--- START OF SELECTED TEXT ---

We also add the additional data of the in-charge person for these regions to analyze if any particular individual (or teams in case of larger personnel data) contributed more to profit or loss.
We can create a simple viz to see the data in action.
Sub-category to to the Rows field. Add
Profit to the Columns section in the center of the worksheet from Measures.
Returned from the Returns dataset. Add it to the Colors Card as well as the Filter section. Our viz is transformed as below.
If any value is not displayed due to negative values, add it to the sheet using absolute values.
Here, we showcase the overall Profits and sales figures in the backdrop of Profits.
Add the Returned Dimension from Returns table to the Color Card in Marks panel.
Our viz transforms on adding to color as follows.
Tableau has automatically split the number based on the categorization of being Returned or not. Referring to the Color Legend on the side, we can see that 800 orders were returned while the remaining 9195 orders were completed.
Now, we shall look at another important concept called Data Blending in Tableau.
Data blending is a method for combining data where we supplement a table of data from one data source with columns of data from another data source.
Data blending is used instead of Joins in the following instances:
- When we have to join data from different databases that are not supported by cross-database joins
- Data is at coded at different levels of detail in the various individual tables being considered for the join
- Data needs to be cleaned or transformed
- When Joins might cause duplicate data or performance issues
In order to use data blending features, we need to:
- Assign one data source as primary and one or more as secondary.
- Define the common dimension(s) between the two data sources
In general, we use data blending instead of Joins when we have our data in different types of sources: say an Excel sheet and the result from a database query in JSON format or need to aggregate data from secondary data source to first.
Here, we will try and compare Profits from two sources — our Sales dataset and the Coffee chain dataset. This is similar to comparing revenue from say, two different companies or departments while performing an annual review. Or you can imagine comparing the growth of two different stocks to see which of the two to purchase. Another useful analogy is viewing expenditure from two different bank accounts. In all these examples, while the variable being compared is similar, the actual dataset and even format can be different.
Now, let’s start practicing.
Open a new worksheet in your Tableau workbook.
Select from the Menu options: Data → New Data Source.
Add the Sample coffee chain data in Excel format. You can download it from here. Drag all the three table as inner Joins in the worksheet. This is additional practice for Joins.
Now head over to Sheet 2 by clicking on the Sheet 2 tab from the bottom panel. We can see the variables from this Excel sheet in Dimensions and Measures card. Also, seen in the screenshot below are the three data sources loaded until this point.
State to the Rows section from the Sales dataset. Add
Profit to the Columns section. The visualization is automatically created as a bar chart.
Now select the Coffee dataset from the loaded data sources in top left panel.
When we select this completely disparate data source, we can still view our viz on the sheet. In other words, even though we added a new data source, it did not replace the original data source. Instead the two data sources seamlessly blended. This is significant as we want to combine the two different different data sources on the same viz.
As seen here, we have a red link/chain symbol on the State variable as this is detected as a common variable by Tableau for the two data sources.
Profit form Measures and add to Columns section.
Our visual is now transformed as below.
Now swap the rows and columns using the Swap symbol.

--- END OF SELECTED TEXT ---
--- START OF MATERIAL ---

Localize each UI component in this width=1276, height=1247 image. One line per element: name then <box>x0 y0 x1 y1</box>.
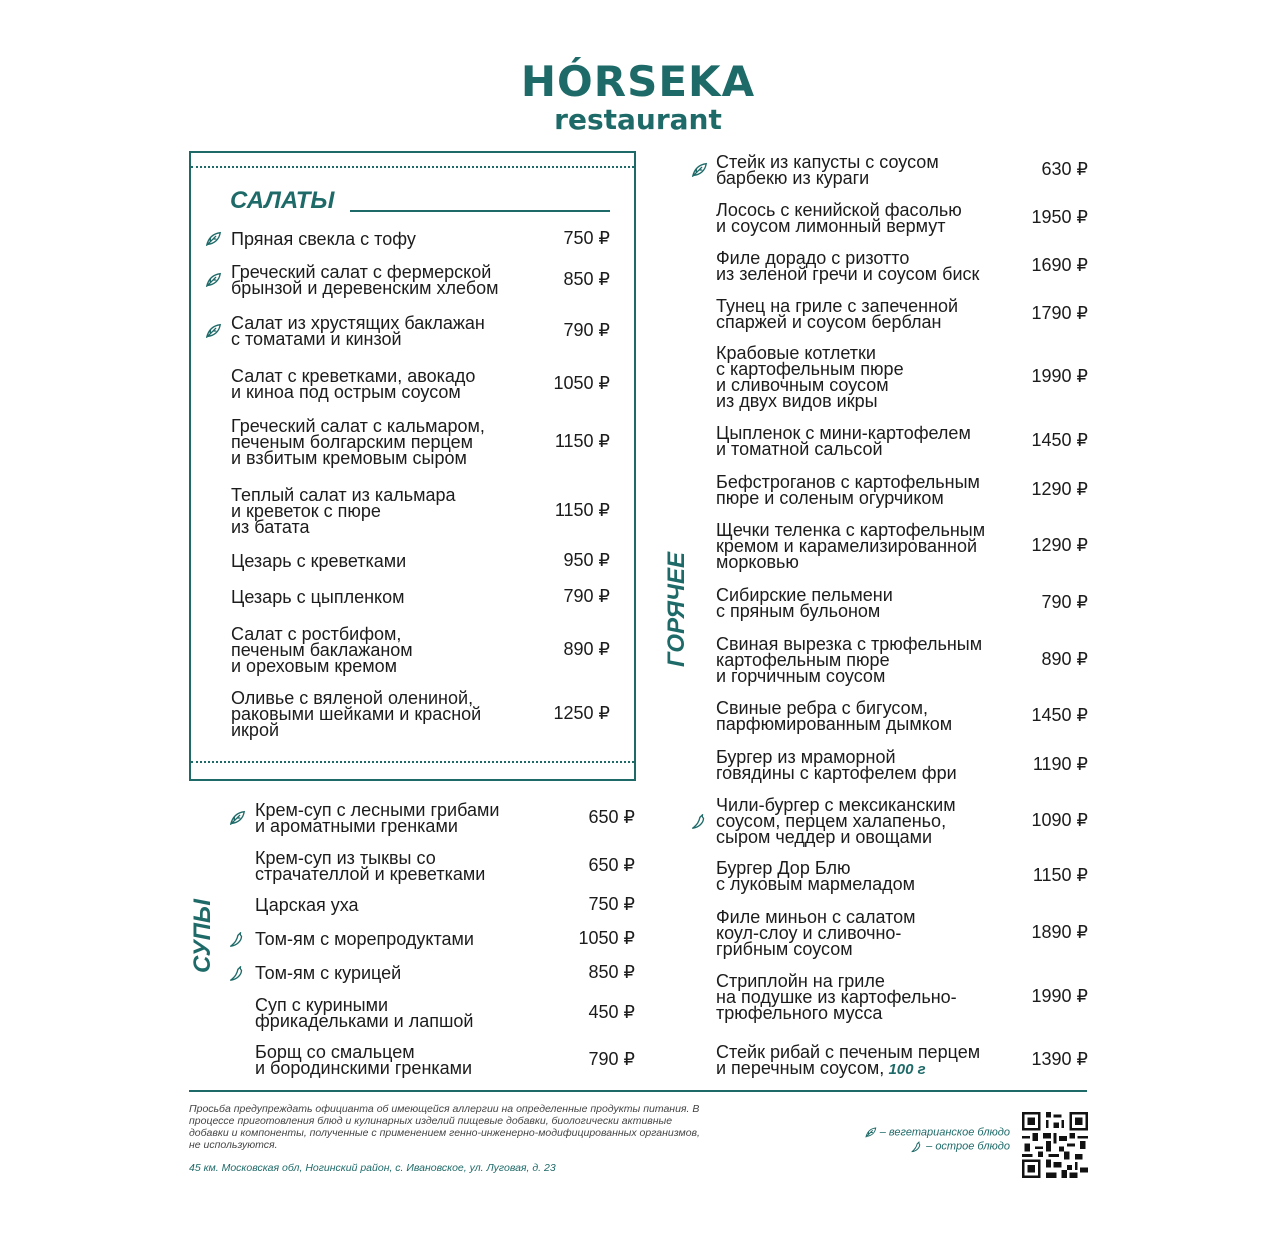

--- END OF MATERIAL ---

**REQUIRED WORK**
(a) Please return the passage of the Tableau tutorial starting with "Tableau has automatically" and going on through "Blending in Tableau.".
(b) In the Tableau tutorial, what symbol appears on the State variable, and why does it appear there?

**SOLUTIONS TO THE TASKS**
(a)
Tableau has automatically split the number based on the categorization of being Returned or not. Referring to the Color Legend on the side, we can see that 800 orders were returned while the remaining 9195 orders were completed.
Now, we shall look at another important concept called Data Blending in Tableau.

(b) A red link/chain symbol appears because Tableau detects State as a common variable for the two data sources.